-- Begin Task material --

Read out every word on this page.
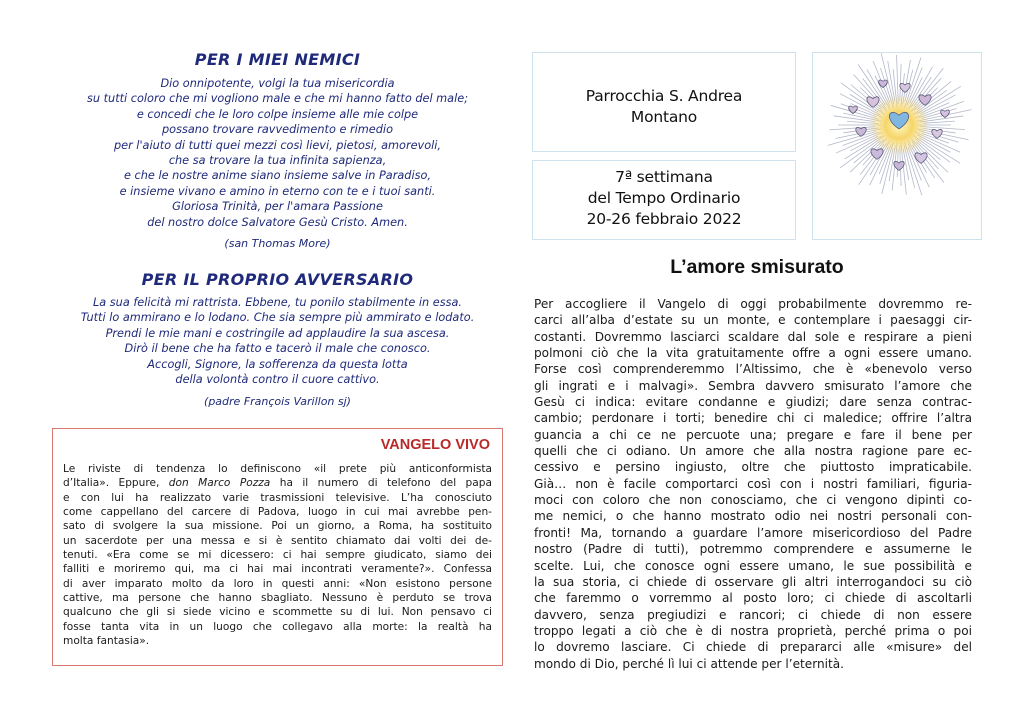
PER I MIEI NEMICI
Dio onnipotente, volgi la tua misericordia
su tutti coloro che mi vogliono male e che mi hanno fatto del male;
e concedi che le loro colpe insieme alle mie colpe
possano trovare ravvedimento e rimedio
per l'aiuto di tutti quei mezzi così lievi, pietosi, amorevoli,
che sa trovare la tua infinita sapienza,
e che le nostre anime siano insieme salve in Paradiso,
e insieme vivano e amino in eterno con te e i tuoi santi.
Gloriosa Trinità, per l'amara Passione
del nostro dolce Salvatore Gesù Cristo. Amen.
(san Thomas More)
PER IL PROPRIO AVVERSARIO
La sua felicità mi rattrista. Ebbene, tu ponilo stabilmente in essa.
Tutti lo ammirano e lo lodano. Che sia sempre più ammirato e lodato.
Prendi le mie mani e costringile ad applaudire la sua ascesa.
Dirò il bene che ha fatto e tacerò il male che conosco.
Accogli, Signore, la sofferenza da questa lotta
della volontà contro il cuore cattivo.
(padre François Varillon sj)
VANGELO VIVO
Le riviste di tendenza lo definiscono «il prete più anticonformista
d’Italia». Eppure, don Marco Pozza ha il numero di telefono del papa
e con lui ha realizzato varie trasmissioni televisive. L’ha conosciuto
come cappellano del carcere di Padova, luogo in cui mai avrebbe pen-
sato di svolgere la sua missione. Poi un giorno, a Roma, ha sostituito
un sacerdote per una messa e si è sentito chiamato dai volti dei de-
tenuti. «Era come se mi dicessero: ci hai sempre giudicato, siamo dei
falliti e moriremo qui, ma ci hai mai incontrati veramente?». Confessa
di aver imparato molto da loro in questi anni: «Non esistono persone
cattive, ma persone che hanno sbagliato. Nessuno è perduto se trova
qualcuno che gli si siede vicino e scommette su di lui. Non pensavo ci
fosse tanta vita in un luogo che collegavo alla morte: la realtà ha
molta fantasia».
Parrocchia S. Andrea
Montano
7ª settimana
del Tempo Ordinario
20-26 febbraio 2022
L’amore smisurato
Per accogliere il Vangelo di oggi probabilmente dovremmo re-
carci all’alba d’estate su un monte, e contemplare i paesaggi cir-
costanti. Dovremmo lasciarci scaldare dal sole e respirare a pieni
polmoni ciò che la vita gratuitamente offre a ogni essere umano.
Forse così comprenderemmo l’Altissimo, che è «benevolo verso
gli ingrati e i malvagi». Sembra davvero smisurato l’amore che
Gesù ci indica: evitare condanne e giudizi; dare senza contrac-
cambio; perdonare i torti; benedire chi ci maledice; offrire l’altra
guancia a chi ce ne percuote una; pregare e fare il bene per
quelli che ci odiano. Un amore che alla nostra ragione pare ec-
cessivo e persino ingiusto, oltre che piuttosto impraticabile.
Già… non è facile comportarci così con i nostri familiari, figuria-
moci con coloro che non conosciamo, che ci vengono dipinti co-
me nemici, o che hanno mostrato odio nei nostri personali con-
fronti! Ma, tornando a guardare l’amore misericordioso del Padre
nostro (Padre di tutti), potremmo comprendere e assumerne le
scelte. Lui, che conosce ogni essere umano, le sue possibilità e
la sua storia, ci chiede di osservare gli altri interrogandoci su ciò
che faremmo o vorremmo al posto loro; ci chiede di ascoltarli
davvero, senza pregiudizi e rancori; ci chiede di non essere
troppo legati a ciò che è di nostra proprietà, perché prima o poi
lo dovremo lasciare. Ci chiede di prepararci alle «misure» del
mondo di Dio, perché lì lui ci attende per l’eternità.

-- End Task material --

Aim
Which lines in the listing above hold the word "alle"? Show each of them.

Response to the exercise
e concedi che le loro colpe insieme alle mie colpe
lo dovremo lasciare. Ci chiede di prepararci alle «misure» del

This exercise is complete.